### GIVEN RECORDS
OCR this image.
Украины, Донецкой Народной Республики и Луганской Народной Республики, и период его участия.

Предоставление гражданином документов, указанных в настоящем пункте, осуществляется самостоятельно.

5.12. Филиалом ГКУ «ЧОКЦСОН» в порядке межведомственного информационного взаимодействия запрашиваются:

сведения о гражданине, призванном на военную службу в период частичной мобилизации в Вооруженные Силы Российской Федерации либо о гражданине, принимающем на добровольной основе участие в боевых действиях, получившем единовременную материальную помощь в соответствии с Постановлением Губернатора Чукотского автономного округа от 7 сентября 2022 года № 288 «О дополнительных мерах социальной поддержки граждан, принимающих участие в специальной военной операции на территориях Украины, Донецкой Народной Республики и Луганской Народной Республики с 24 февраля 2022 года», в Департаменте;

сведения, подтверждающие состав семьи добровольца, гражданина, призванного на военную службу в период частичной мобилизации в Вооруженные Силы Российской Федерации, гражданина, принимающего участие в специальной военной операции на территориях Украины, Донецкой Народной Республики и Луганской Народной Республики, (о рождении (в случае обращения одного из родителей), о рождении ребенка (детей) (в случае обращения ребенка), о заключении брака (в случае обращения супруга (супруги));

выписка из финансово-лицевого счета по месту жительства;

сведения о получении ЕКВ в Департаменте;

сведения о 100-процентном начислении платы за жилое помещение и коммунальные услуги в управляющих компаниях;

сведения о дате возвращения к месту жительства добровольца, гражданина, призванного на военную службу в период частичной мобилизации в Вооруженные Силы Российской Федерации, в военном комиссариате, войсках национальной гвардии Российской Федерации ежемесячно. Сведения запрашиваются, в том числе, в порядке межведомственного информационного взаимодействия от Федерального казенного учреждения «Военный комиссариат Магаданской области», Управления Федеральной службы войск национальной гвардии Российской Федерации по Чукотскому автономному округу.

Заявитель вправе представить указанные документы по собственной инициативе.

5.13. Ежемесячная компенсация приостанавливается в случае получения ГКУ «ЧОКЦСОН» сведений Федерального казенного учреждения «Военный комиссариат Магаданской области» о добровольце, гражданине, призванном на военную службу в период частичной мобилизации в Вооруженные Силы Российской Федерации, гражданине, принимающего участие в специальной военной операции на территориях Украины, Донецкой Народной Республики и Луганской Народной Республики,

### TO BE DONE
Every entry above should be retyped exactly as shown.

### SOLUTION
OCR this image.
Украины, Донецкой Народной Республики и Луганской Народной Республики, и период его участия.

Предоставление гражданином документов, указанных в настоящем пункте, осуществляется самостоятельно.

5.12. Филиалом ГКУ «ЧОКЦСОН» в порядке межведомственного информационного взаимодействия запрашиваются:

сведения о гражданине, призванном на военную службу в период частичной мобилизации в Вооруженные Силы Российской Федерации либо о гражданине, принимающем на добровольной основе участие в боевых действиях, получившем единовременную материальную помощь в соответствии с Постановлением Губернатора Чукотского автономного округа от 7 сентября 2022 года № 288 «О дополнительных мерах социальной поддержки граждан, принимающих участие в специальной военной операции на территориях Украины, Донецкой Народной Республики и Луганской Народной Республики с 24 февраля 2022 года», в Департаменте;

сведения, подтверждающие состав семьи добровольца, гражданина, призванного на военную службу в период частичной мобилизации в Вооруженные Силы Российской Федерации, гражданина, принимающего участие в специальной военной операции на территориях Украины, Донецкой Народной Республики и Луганской Народной Республики, (о рождении (в случае обращения одного из родителей), о рождении ребенка (детей) (в случае обращения ребенка), о заключении брака (в случае обращения супруга (супруги));

выписка из финансово-лицевого счета по месту жительства;

сведения о получении ЕКВ в Департаменте;

сведения о 100-процентном начислении платы за жилое помещение и коммунальные услуги в управляющих компаниях;

сведения о дате возвращения к месту жительства добровольца, гражданина, призванного на военную службу в период частичной мобилизации в Вооруженные Силы Российской Федерации, в военном комиссариате, войсках национальной гвардии Российской Федерации ежемесячно. Сведения запрашиваются, в том числе, в порядке межведомственного информационного взаимодействия от Федерального казенного учреждения «Военный комиссариат Магаданской области», Управления Федеральной службы войск национальной гвардии Российской Федерации по Чукотскому автономному округу.

Заявитель вправе представить указанные документы по собственной инициативе.

5.13. Ежемесячная компенсация приостанавливается в случае получения ГКУ «ЧОКЦСОН» сведений Федерального казенного учреждения «Военный комиссариат Магаданской области» о добровольце, гражданине, призванном на военную службу в период частичной мобилизации в Вооруженные Силы Российской Федерации, гражданине, принимающего участие в специальной военной операции на территориях Украины, Донецкой Народной Республики и Луганской Народной Республики,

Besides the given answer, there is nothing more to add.